▶ Selected text
□ □ □ □ □
A= [-1.192 -1.020 -1 -1.050 -1 -1 -1.070;
-1.213 -1.096 -1 -1.045 -1 -1 -1.102;
-1.036 -1.061 -1 -1.085 -1 -1 -1.137;
-1.176 -1.120 -1 -1.004 -1 -1 -1.115;
-1.124 -1.034 -1 -1.073 -1 -1 -1.134;
-1.202 -1.145 -1 -1.078 -1 -1 -1.057;
-1.127 -1.023 -1 -1.056 -1 -1 -1.066]
the size of A is 7*7 and I want to have a matrix 7*4 after removing colums? How can I do please?

採用された回答

Star Strider
Star Strider 2015 年 4 月 15 日
A more general solution:
A = reshape(A(~arrayfun(@isequal, A, -ones(size(A)))),size(A,1),[]);
It first finds a logical array of vectors that are equal to -1 using arrayfun, takes the values of the matrix that are not those values and creates a new vector from them. It then takes that vector and reshapes it to the row size of the original matrix to create the new ‘A’ matrix.
  5 件のコメント
Star Strider
Star Strider 2015 年 4 月 15 日
Did you try it yourself to see what it does? (My code does a version of what you intend with that.)
BTW, I always test my code to be sure it works before I post it (or clearly label it ‘untested code’ if I can’t). It saves time and enhances credibility.
□ □ □ □ □
▶ Data records
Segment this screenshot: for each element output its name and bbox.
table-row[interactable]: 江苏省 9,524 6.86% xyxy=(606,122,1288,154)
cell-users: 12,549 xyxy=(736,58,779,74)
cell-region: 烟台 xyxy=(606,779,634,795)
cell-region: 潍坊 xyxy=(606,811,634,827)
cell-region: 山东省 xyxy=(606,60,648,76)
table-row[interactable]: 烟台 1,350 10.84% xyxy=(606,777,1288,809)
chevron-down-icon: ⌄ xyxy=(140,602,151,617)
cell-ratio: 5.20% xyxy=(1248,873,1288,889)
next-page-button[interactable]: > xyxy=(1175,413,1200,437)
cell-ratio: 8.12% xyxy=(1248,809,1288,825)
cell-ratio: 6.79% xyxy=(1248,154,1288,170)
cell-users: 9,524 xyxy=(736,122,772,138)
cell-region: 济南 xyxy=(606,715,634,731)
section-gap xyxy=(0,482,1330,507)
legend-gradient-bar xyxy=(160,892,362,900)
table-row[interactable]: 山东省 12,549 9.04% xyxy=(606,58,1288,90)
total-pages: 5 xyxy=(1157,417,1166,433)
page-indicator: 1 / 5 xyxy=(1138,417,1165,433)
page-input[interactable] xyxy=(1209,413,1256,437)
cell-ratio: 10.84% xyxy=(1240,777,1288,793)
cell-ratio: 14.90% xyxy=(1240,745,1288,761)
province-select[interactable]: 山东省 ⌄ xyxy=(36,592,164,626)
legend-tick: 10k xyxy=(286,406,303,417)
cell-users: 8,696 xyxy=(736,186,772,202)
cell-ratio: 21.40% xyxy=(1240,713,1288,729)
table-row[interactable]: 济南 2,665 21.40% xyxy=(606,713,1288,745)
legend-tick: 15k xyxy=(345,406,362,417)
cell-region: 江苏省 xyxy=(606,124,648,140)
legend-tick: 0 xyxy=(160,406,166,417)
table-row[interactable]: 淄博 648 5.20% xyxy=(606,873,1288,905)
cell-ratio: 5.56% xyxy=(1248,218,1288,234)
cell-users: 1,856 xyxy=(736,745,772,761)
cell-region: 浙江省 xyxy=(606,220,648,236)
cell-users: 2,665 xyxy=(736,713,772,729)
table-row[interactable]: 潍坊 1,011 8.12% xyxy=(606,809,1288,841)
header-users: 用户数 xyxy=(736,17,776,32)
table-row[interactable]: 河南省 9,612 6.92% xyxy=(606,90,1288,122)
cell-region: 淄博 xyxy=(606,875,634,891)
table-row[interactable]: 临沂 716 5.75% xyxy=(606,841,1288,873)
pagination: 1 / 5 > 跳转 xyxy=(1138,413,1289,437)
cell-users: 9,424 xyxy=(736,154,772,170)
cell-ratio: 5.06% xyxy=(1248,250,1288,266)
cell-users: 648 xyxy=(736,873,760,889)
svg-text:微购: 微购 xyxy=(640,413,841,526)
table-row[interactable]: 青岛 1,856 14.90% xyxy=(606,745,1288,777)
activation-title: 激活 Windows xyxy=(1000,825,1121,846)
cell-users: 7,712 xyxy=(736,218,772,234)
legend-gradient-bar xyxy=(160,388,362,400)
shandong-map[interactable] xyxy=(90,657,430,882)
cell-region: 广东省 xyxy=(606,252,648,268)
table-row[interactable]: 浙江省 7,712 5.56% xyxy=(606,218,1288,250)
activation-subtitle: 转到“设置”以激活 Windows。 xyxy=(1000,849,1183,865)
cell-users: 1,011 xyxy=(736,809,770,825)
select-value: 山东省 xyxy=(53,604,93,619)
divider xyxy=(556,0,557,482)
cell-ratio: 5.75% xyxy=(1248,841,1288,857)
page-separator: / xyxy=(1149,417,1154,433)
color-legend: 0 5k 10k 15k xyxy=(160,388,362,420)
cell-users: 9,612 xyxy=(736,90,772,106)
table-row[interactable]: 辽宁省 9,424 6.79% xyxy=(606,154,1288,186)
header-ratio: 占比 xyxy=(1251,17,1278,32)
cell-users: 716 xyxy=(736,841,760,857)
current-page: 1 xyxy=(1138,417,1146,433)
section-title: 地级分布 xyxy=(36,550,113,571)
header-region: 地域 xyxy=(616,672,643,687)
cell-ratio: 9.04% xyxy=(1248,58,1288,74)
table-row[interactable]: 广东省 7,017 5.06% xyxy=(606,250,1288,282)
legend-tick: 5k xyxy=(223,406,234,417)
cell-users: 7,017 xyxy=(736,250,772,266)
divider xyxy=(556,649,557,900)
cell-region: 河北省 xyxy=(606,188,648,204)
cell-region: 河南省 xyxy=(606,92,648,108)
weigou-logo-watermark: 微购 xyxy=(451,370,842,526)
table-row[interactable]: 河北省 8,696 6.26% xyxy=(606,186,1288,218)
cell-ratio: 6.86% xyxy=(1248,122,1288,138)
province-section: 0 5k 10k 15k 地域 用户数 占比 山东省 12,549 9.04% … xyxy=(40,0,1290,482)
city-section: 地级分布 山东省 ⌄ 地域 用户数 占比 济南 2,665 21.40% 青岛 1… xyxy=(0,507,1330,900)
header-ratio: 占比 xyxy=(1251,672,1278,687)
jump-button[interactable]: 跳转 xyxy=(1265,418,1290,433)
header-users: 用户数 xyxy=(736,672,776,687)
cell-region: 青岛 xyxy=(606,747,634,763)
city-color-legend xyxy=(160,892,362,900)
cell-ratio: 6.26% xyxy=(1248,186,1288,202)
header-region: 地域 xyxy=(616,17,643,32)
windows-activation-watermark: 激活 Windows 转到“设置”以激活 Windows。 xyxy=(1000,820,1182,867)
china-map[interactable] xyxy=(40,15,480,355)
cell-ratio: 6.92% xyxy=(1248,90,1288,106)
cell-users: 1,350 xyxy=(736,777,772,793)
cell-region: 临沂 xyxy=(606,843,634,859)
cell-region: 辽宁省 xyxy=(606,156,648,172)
□ □ □ □ □
▶ Problem statement
Can you reproduce the passage of the MATLAB matrix thread starting at "BTW, I always" and ending at "and enhances credibility."?

▶ Result
BTW, I always test my code to be sure it works before I post it (or clearly label it ‘untested code’ if I can’t). It saves time and enhances credibility.